▶ **Exercise aim**: In the entries below, count every line with the string "Eden". State the count and nothing else.
# START OF Data rows
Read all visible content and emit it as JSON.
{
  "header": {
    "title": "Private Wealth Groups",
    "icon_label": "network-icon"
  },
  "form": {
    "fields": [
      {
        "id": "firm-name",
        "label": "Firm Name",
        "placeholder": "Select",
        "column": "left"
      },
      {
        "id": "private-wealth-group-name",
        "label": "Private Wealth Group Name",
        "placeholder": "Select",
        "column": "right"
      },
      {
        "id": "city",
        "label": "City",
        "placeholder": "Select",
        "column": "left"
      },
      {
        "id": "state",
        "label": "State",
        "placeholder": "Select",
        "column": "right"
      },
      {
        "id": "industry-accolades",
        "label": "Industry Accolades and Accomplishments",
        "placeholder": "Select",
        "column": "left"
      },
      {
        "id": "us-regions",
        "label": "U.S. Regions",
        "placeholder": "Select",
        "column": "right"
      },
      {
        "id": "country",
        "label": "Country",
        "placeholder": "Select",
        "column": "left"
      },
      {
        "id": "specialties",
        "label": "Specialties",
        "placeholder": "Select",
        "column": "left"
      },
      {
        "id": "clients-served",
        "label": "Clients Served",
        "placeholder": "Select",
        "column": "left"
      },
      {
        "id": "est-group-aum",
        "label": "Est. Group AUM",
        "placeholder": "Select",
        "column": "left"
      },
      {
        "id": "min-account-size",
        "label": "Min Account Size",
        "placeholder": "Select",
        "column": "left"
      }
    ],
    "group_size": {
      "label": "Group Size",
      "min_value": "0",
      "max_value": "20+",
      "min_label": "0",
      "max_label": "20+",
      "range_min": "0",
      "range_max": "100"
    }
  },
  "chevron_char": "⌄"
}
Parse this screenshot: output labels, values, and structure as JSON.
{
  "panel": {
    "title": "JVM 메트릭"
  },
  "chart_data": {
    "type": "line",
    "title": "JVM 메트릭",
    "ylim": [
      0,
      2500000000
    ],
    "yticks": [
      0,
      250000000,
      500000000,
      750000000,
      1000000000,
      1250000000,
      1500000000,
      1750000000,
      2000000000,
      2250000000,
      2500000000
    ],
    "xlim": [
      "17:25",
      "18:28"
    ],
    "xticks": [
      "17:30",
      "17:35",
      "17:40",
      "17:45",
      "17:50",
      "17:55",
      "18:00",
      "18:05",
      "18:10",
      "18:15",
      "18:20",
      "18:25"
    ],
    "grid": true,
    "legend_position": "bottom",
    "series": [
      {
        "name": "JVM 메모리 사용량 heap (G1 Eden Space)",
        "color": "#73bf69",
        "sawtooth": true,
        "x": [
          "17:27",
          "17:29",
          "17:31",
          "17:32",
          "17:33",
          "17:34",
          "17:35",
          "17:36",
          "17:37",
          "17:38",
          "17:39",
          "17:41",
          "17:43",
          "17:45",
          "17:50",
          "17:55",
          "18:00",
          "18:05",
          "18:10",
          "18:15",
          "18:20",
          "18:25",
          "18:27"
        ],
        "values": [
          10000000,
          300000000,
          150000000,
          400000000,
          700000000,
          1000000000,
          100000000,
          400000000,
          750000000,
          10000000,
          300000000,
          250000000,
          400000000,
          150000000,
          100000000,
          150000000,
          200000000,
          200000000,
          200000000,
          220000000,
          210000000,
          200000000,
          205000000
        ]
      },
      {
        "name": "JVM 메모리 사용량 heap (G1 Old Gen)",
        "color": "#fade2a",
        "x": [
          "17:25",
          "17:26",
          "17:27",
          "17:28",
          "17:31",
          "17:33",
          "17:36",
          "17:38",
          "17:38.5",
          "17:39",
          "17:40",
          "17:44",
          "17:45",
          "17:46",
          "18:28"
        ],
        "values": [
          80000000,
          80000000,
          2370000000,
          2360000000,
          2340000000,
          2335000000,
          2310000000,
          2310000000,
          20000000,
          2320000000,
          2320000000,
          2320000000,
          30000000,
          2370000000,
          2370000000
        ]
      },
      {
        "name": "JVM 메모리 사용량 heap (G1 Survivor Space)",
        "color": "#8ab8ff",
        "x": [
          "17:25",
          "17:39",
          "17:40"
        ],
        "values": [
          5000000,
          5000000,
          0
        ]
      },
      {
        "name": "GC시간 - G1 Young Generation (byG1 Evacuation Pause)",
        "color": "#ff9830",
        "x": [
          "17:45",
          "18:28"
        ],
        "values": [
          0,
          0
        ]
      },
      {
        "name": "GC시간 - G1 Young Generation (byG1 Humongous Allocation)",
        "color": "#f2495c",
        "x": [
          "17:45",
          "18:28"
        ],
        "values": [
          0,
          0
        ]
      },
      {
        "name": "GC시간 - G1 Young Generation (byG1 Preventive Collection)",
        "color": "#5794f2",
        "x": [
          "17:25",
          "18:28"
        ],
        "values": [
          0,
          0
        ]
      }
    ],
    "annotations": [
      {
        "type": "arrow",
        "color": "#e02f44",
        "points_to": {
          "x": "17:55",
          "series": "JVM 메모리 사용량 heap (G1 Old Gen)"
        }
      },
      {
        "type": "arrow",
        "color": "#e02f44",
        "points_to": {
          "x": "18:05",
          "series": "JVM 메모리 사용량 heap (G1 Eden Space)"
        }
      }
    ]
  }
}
# END OF Data rows
▶ **Final result**: 2